Required task: Repeat the lines of the listing word for word, starting at the line containing "- lon-label-top: 97.5°W: [160, 90, 224, 110]" and ending at the line containing "- caribbean-band-6-8: [795, 570, 954, 635]".

Data section:
○ ○ ○ ○ ○
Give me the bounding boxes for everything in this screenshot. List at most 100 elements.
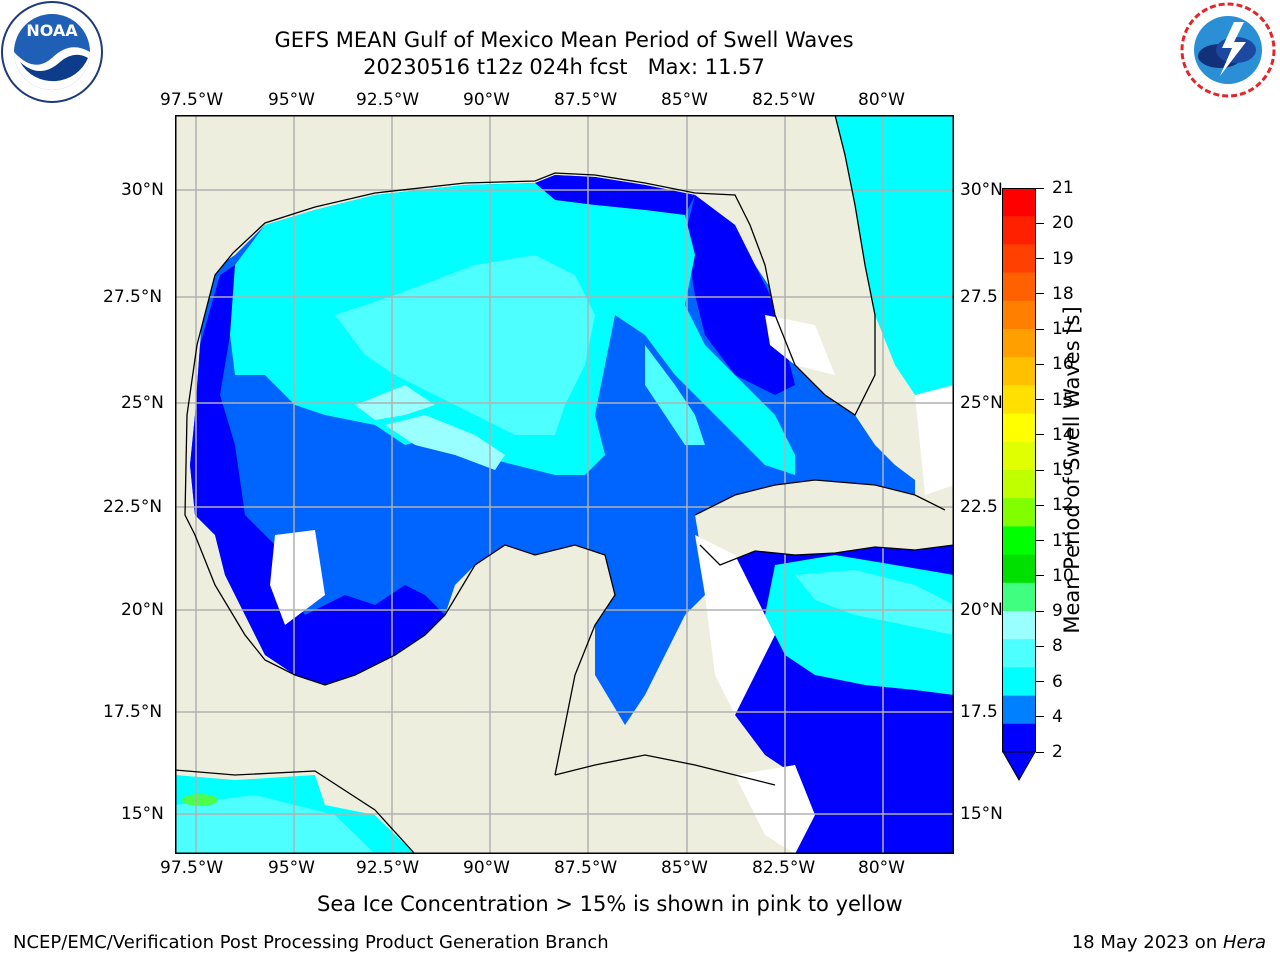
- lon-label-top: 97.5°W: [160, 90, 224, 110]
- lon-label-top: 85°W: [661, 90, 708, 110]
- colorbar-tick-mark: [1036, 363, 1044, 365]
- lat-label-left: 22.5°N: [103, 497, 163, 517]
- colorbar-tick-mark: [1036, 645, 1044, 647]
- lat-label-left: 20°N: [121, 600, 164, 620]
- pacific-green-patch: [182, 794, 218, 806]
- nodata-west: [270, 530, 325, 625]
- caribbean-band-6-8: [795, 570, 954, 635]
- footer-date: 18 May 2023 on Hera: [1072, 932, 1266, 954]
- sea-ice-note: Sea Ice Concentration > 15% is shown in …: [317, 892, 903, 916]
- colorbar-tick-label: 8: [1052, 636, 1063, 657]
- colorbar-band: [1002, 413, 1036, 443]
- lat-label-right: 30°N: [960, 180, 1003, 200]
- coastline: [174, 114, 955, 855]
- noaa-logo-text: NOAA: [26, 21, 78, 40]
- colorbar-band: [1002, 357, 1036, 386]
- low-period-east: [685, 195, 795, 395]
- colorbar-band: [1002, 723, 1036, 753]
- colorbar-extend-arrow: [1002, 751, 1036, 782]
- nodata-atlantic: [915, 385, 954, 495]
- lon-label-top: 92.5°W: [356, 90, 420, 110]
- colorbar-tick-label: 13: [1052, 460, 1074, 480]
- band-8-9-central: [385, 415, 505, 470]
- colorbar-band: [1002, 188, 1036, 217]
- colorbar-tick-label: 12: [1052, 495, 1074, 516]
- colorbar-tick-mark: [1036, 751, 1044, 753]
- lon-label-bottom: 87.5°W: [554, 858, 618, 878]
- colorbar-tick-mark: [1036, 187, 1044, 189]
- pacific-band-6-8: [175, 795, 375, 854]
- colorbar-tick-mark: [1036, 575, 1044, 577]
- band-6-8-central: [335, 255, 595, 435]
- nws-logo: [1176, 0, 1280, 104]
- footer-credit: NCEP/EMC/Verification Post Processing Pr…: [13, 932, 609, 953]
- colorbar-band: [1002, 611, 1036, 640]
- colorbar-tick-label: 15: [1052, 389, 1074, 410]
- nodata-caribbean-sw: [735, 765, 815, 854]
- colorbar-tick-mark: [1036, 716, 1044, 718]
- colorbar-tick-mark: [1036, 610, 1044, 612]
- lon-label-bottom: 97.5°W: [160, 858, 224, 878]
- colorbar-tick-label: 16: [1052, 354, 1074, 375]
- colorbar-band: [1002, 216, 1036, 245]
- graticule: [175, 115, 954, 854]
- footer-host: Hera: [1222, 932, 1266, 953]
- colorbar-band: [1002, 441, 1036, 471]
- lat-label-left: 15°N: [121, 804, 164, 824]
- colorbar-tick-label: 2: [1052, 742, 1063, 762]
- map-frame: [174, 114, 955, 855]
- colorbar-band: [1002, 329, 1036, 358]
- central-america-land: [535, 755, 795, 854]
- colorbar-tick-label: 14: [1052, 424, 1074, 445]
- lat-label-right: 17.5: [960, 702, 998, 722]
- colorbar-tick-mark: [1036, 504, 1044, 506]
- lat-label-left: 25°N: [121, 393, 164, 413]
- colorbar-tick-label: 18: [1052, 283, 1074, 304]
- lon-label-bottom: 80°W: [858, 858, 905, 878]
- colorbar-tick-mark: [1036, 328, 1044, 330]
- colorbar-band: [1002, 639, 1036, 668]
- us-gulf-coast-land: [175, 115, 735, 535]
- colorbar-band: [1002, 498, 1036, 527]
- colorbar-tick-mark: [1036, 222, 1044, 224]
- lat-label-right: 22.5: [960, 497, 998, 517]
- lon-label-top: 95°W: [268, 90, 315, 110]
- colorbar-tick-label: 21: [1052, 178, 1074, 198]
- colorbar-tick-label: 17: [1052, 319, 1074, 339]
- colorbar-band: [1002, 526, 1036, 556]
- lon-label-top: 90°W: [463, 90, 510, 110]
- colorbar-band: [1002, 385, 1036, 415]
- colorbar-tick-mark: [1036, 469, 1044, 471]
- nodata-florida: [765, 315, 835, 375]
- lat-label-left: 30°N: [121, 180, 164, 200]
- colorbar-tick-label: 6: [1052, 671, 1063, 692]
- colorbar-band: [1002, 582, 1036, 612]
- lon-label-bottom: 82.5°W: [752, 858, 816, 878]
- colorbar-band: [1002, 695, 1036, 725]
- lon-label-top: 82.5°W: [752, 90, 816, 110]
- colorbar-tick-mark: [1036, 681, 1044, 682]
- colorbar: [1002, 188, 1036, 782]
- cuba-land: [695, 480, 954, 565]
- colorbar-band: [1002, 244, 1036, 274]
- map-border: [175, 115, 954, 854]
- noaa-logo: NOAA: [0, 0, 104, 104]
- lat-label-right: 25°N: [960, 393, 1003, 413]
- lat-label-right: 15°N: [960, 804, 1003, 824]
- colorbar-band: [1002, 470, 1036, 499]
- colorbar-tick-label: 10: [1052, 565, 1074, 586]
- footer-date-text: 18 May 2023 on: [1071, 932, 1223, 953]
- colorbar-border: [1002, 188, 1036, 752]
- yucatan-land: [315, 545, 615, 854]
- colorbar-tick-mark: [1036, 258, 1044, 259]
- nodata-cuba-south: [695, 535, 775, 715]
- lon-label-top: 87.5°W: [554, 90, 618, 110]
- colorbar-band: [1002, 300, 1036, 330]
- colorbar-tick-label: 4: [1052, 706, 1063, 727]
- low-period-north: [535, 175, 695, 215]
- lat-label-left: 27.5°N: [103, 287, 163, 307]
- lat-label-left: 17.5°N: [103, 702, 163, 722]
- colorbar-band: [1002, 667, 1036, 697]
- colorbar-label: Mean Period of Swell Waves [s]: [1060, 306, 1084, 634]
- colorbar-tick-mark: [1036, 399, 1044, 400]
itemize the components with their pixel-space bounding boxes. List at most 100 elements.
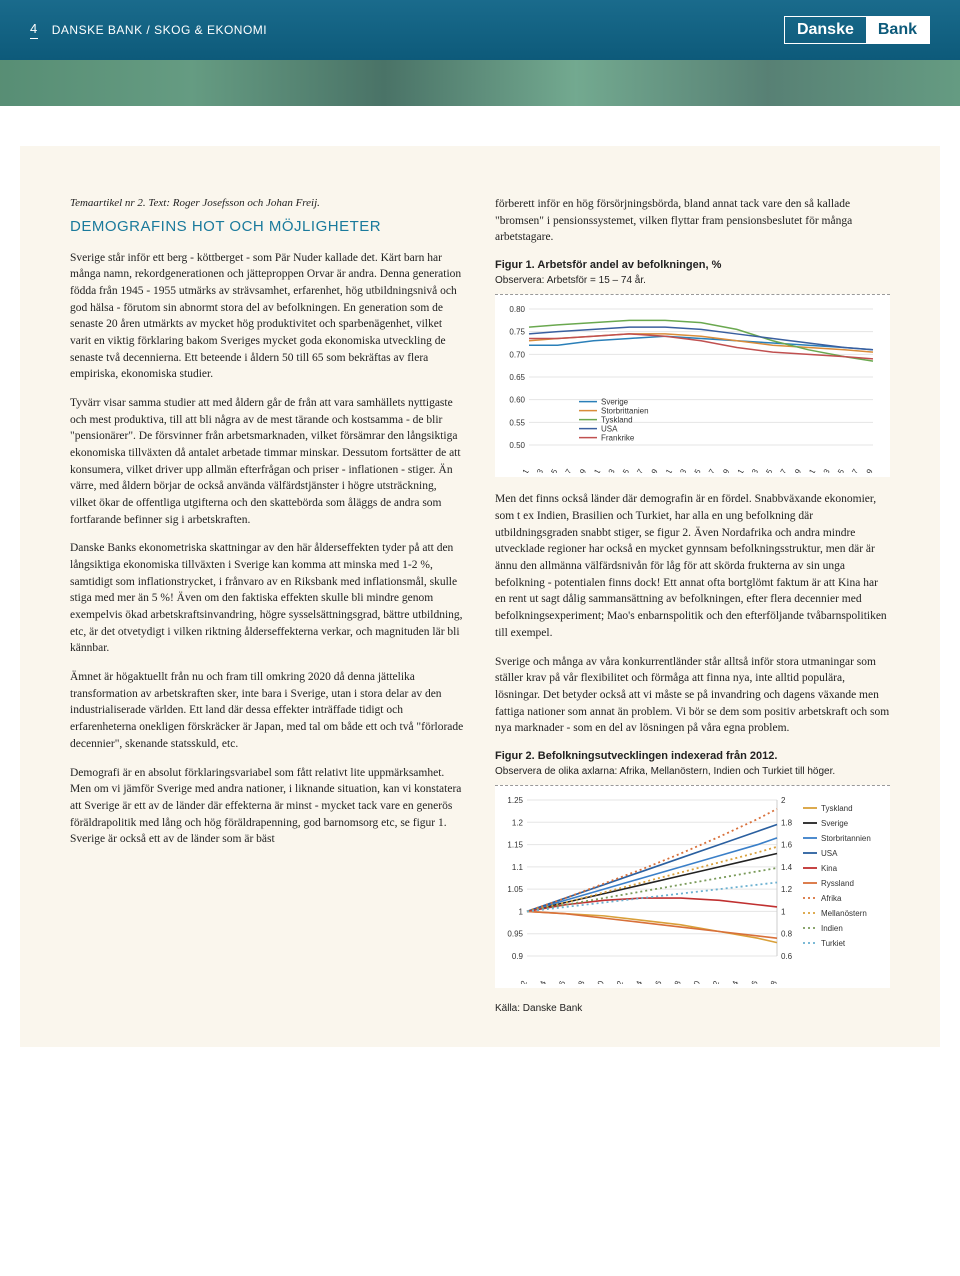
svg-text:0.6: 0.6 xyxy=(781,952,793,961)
○ ○ ○ ○ ○
Finished task:
- lon-label-top: 97.5°W: [160, 90, 224, 110]
- lon-label-top: 85°W: [661, 90, 708, 110]
- colorbar-tick-mark: [1036, 363, 1044, 365]
- lat-label-left: 22.5°N: [103, 497, 163, 517]
- colorbar-tick-mark: [1036, 645, 1044, 647]
- lat-label-left: 20°N: [121, 600, 164, 620]
- pacific-green-patch: [182, 794, 218, 806]
- nodata-west: [270, 530, 325, 625]
- caribbean-band-6-8: [795, 570, 954, 635]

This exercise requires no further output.